**INSTRUÇÕES DE TRABALHO**:
- a) Segundo o trecho sobre Bolsonaro na Vila Belmiro, o que torna inédita a ida dele ao jogo entre Santos e São Paulo? Explique em até três frases.
- b) Reproduza, sem nenhuma alteração, a parte das linhas de entrada que vai do começo até a linha que contém "Y-axis label: Access", incluindo essa linha.

**TRECHO SELECIONADO**:
-=-=-

Mesmo com rejeição manifestada por parte da torcida, Jair Bolsonaro confirmou que estará na Vila Belmiro para ver Santos e São Paulo, neste sábado, às 17h, pelo Campeonato Brasileiro. Será o primeiro presidente a ir a um jogo no estádio durante o exercício do mandato, mas não o único a ver uma partida de santistas in loco.

A história mais antiga e controversa envolvendo um jogador do clube e um presidente da República aconteceu em 1927. No Rio, o Washington Luis teve uma ordem desafiada pelo maior astro da equipe na equipe, Luis Macedo Matoso, o Feitiço, hoje lembrado como uma lenda do clube nas décadas de 1920 e 1930.

Seis vezes artilheiro do Campeonato Paulista, descrito em relatos da época como responsável por tornar gols de bico em obras-primas, Feitiço ostenta a maior média de um jogador na história do clube, superior até mesmo à de Pelé, 214 gols em 151 jogos, 1,41 por partida.

-=-=-

**LINHAS DE ENTRADA**:
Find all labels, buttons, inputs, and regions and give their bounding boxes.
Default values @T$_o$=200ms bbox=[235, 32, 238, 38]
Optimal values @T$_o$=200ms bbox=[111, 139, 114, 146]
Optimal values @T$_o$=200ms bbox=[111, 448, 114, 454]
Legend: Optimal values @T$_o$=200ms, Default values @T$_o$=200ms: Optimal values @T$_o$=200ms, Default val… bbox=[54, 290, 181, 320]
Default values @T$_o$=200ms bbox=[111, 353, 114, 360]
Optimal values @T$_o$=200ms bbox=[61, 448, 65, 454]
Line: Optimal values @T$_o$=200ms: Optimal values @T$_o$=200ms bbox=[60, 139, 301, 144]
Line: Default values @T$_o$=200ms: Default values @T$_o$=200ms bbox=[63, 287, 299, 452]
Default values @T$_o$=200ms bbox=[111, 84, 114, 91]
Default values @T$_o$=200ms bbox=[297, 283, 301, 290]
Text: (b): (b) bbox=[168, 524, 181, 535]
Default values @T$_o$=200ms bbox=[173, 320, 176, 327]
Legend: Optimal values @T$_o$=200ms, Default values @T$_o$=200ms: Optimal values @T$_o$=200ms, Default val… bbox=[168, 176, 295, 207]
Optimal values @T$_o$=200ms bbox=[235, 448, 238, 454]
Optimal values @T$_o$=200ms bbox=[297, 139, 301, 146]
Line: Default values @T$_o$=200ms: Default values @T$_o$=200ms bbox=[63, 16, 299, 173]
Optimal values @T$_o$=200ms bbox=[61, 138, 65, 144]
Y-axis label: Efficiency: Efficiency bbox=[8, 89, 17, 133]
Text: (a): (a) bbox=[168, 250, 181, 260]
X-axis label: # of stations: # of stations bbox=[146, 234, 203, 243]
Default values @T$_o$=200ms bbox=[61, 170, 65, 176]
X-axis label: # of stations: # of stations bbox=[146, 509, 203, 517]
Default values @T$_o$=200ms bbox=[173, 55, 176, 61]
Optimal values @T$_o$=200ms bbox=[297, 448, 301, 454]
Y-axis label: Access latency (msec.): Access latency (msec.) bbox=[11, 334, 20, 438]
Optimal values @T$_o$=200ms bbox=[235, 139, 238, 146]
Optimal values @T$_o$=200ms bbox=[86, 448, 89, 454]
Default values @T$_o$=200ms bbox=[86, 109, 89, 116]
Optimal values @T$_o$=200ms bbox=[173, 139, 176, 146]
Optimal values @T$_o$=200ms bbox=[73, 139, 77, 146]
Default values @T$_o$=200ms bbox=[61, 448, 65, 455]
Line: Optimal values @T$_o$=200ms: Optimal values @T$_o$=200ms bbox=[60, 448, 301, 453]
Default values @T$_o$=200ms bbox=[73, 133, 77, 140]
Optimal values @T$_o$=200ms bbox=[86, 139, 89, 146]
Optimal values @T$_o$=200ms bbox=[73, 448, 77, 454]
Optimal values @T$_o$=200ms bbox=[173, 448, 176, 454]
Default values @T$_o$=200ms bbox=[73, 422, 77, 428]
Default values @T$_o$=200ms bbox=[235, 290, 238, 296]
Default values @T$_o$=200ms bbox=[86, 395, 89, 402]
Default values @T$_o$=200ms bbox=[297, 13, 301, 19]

-=-=-

**RESPOSTAS ABAIXO**:
- a) A ida é inédita porque Bolsonaro será o primeiro presidente a ir a um jogo na Vila Belmiro durante o exercício do mandato. Ainda assim, ele não será o único presidente a ver uma partida de santistas in loco.

- b)
Find all labels, buttons, inputs, and regions and give their bounding boxes.
Default values @T$_o$=200ms bbox=[235, 32, 238, 38]
Optimal values @T$_o$=200ms bbox=[111, 139, 114, 146]
Optimal values @T$_o$=200ms bbox=[111, 448, 114, 454]
Legend: Optimal values @T$_o$=200ms, Default values @T$_o$=200ms: Optimal values @T$_o$=200ms, Default val… bbox=[54, 290, 181, 320]
Default values @T$_o$=200ms bbox=[111, 353, 114, 360]
Optimal values @T$_o$=200ms bbox=[61, 448, 65, 454]
Line: Optimal values @T$_o$=200ms: Optimal values @T$_o$=200ms bbox=[60, 139, 301, 144]
Line: Default values @T$_o$=200ms: Default values @T$_o$=200ms bbox=[63, 287, 299, 452]
Default values @T$_o$=200ms bbox=[111, 84, 114, 91]
Default values @T$_o$=200ms bbox=[297, 283, 301, 290]
Text: (b): (b) bbox=[168, 524, 181, 535]
Default values @T$_o$=200ms bbox=[173, 320, 176, 327]
Legend: Optimal values @T$_o$=200ms, Default values @T$_o$=200ms: Optimal values @T$_o$=200ms, Default val… bbox=[168, 176, 295, 207]
Optimal values @T$_o$=200ms bbox=[235, 448, 238, 454]
Optimal values @T$_o$=200ms bbox=[297, 139, 301, 146]
Line: Default values @T$_o$=200ms: Default values @T$_o$=200ms bbox=[63, 16, 299, 173]
Optimal values @T$_o$=200ms bbox=[61, 138, 65, 144]
Y-axis label: Efficiency: Efficiency bbox=[8, 89, 17, 133]
Text: (a): (a) bbox=[168, 250, 181, 260]
X-axis label: # of stations: # of stations bbox=[146, 234, 203, 243]
Default values @T$_o$=200ms bbox=[61, 170, 65, 176]
X-axis label: # of stations: # of stations bbox=[146, 509, 203, 517]
Default values @T$_o$=200ms bbox=[173, 55, 176, 61]
Optimal values @T$_o$=200ms bbox=[297, 448, 301, 454]
Y-axis label: Access latency (msec.): Access latency (msec.) bbox=[11, 334, 20, 438]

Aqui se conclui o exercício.